Pull out every line below containing the word "JSON".
********************
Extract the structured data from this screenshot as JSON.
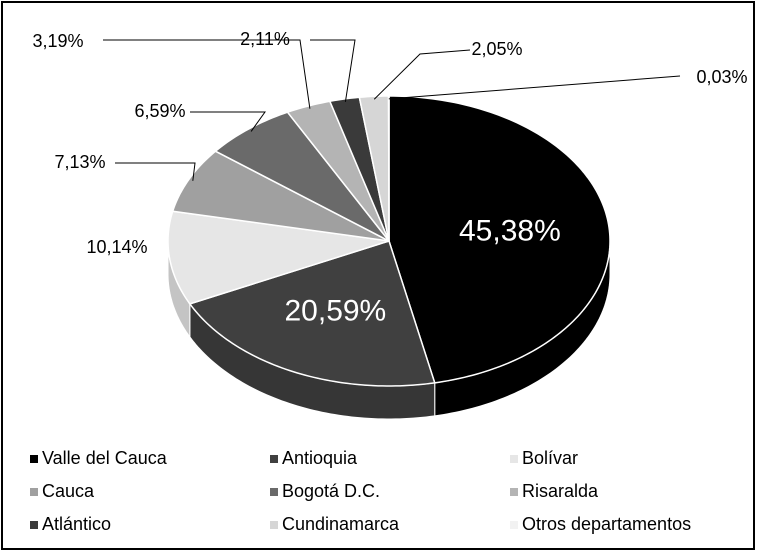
{
  "chart_data": {
    "type": "pie",
    "categories": [
      "Valle del Cauca",
      "Antioquia",
      "Bolívar",
      "Cauca",
      "Bogotá D.C.",
      "Risaralda",
      "Atlántico",
      "Cundinamarca",
      "Otros departamentos"
    ],
    "values": [
      45.38,
      20.59,
      10.14,
      7.13,
      6.59,
      3.19,
      2.11,
      2.05,
      0.03
    ],
    "value_labels": [
      "45,38%",
      "20,59%",
      "10,14%",
      "7,13%",
      "6,59%",
      "3,19%",
      "2,11%",
      "2,05%",
      "0,03%"
    ],
    "colors": [
      "#000000",
      "#404040",
      "#e6e6e6",
      "#a0a0a0",
      "#6a6a6a",
      "#b4b4b4",
      "#3a3a3a",
      "#d6d6d6",
      "#f2f2f2"
    ],
    "legend": "bottom"
  }
}
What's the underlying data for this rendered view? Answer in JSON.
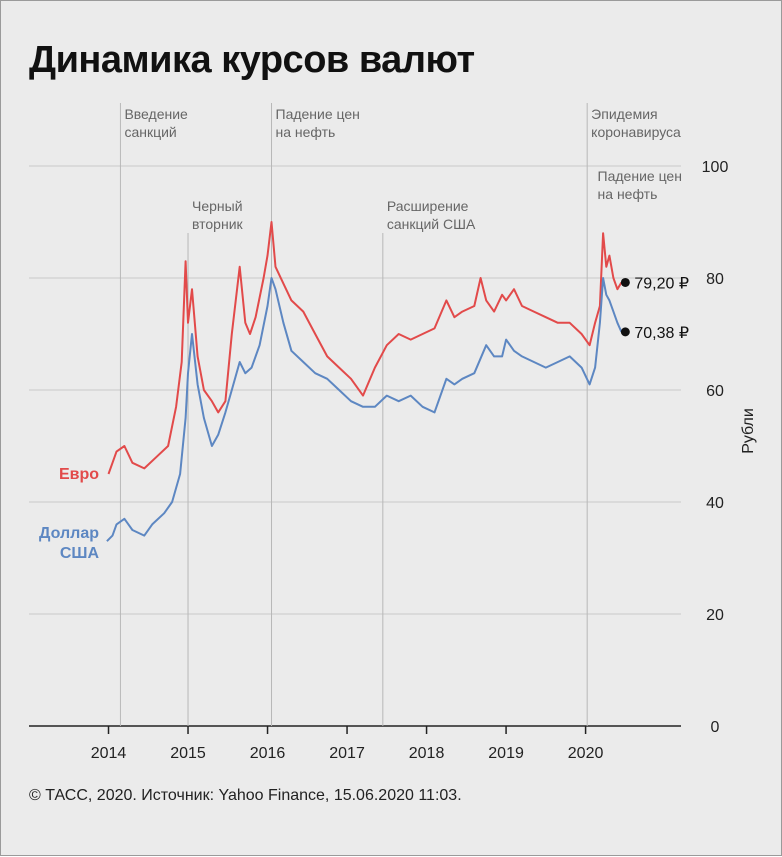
{
  "title": "Динамика курсов валют",
  "source": "© ТАСС, 2020. Источник: Yahoo Finance, 15.06.2020 11:03.",
  "colors": {
    "eur": "#e24a4a",
    "usd": "#5d87c2",
    "grid": "#c8c8c8",
    "axis": "#222222"
  },
  "chart_data": {
    "type": "line",
    "ylabel": "Рубли",
    "ylim": [
      0,
      100
    ],
    "yticks": [
      0,
      20,
      40,
      60,
      80,
      100
    ],
    "xlim": [
      2013.0,
      2021.2
    ],
    "xticks": [
      2014,
      2015,
      2016,
      2017,
      2018,
      2019,
      2020
    ],
    "annotations": [
      {
        "x": 2014.15,
        "text": [
          "Введение",
          "санкций"
        ],
        "row": "top"
      },
      {
        "x": 2015.0,
        "text": [
          "Черный",
          "вторник"
        ],
        "row": "mid"
      },
      {
        "x": 2016.05,
        "text": [
          "Падение цен",
          "на нефть"
        ],
        "row": "top"
      },
      {
        "x": 2017.45,
        "text": [
          "Расширение",
          "санкций США"
        ],
        "row": "mid"
      },
      {
        "x": 2020.02,
        "text": [
          "Эпидемия",
          "коронавируса"
        ],
        "row": "top"
      },
      {
        "x": 2020.1,
        "text": [
          "Падение цен",
          "на нефть"
        ],
        "row": "sub"
      }
    ],
    "series": [
      {
        "name": "Евро",
        "end_label": "79,20 ₽",
        "end_value": 79.2,
        "x": [
          2014.0,
          2014.05,
          2014.1,
          2014.2,
          2014.3,
          2014.45,
          2014.6,
          2014.75,
          2014.85,
          2014.92,
          2014.97,
          2015.0,
          2015.05,
          2015.12,
          2015.2,
          2015.3,
          2015.38,
          2015.47,
          2015.55,
          2015.65,
          2015.72,
          2015.78,
          2015.85,
          2015.95,
          2016.0,
          2016.05,
          2016.1,
          2016.2,
          2016.3,
          2016.45,
          2016.6,
          2016.75,
          2016.9,
          2017.05,
          2017.2,
          2017.35,
          2017.5,
          2017.65,
          2017.8,
          2017.95,
          2018.1,
          2018.25,
          2018.35,
          2018.45,
          2018.6,
          2018.68,
          2018.75,
          2018.85,
          2018.95,
          2019.0,
          2019.1,
          2019.2,
          2019.35,
          2019.5,
          2019.65,
          2019.8,
          2019.95,
          2020.05,
          2020.12,
          2020.18,
          2020.22,
          2020.26,
          2020.3,
          2020.35,
          2020.4,
          2020.45
        ],
        "values": [
          45,
          47,
          49,
          50,
          47,
          46,
          48,
          50,
          57,
          65,
          83,
          72,
          78,
          66,
          60,
          58,
          56,
          58,
          70,
          82,
          72,
          70,
          73,
          80,
          84,
          90,
          82,
          79,
          76,
          74,
          70,
          66,
          64,
          62,
          59,
          64,
          68,
          70,
          69,
          70,
          71,
          76,
          73,
          74,
          75,
          80,
          76,
          74,
          77,
          76,
          78,
          75,
          74,
          73,
          72,
          72,
          70,
          68,
          72,
          75,
          88,
          82,
          84,
          80,
          78,
          79.2
        ]
      },
      {
        "name": "Доллар США",
        "end_label": "70,38 ₽",
        "end_value": 70.38,
        "x": [
          2013.98,
          2014.05,
          2014.1,
          2014.2,
          2014.3,
          2014.45,
          2014.55,
          2014.7,
          2014.8,
          2014.9,
          2014.97,
          2015.0,
          2015.05,
          2015.12,
          2015.2,
          2015.3,
          2015.38,
          2015.47,
          2015.55,
          2015.65,
          2015.72,
          2015.8,
          2015.9,
          2016.0,
          2016.05,
          2016.1,
          2016.2,
          2016.3,
          2016.45,
          2016.6,
          2016.75,
          2016.9,
          2017.05,
          2017.2,
          2017.35,
          2017.5,
          2017.65,
          2017.8,
          2017.95,
          2018.1,
          2018.25,
          2018.35,
          2018.45,
          2018.6,
          2018.75,
          2018.85,
          2018.95,
          2019.0,
          2019.1,
          2019.2,
          2019.35,
          2019.5,
          2019.65,
          2019.8,
          2019.95,
          2020.05,
          2020.12,
          2020.18,
          2020.22,
          2020.26,
          2020.3,
          2020.35,
          2020.4,
          2020.45
        ],
        "values": [
          33,
          34,
          36,
          37,
          35,
          34,
          36,
          38,
          40,
          45,
          55,
          63,
          70,
          61,
          55,
          50,
          52,
          56,
          60,
          65,
          63,
          64,
          68,
          75,
          80,
          78,
          72,
          67,
          65,
          63,
          62,
          60,
          58,
          57,
          57,
          59,
          58,
          59,
          57,
          56,
          62,
          61,
          62,
          63,
          68,
          66,
          66,
          69,
          67,
          66,
          65,
          64,
          65,
          66,
          64,
          61,
          64,
          72,
          80,
          77,
          76,
          74,
          72,
          70.38
        ]
      }
    ]
  }
}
********************
_Response to this exercise_
Extract the structured data from this screenshot as JSON.
What's the underlying data for this rendered view? Answer in JSON.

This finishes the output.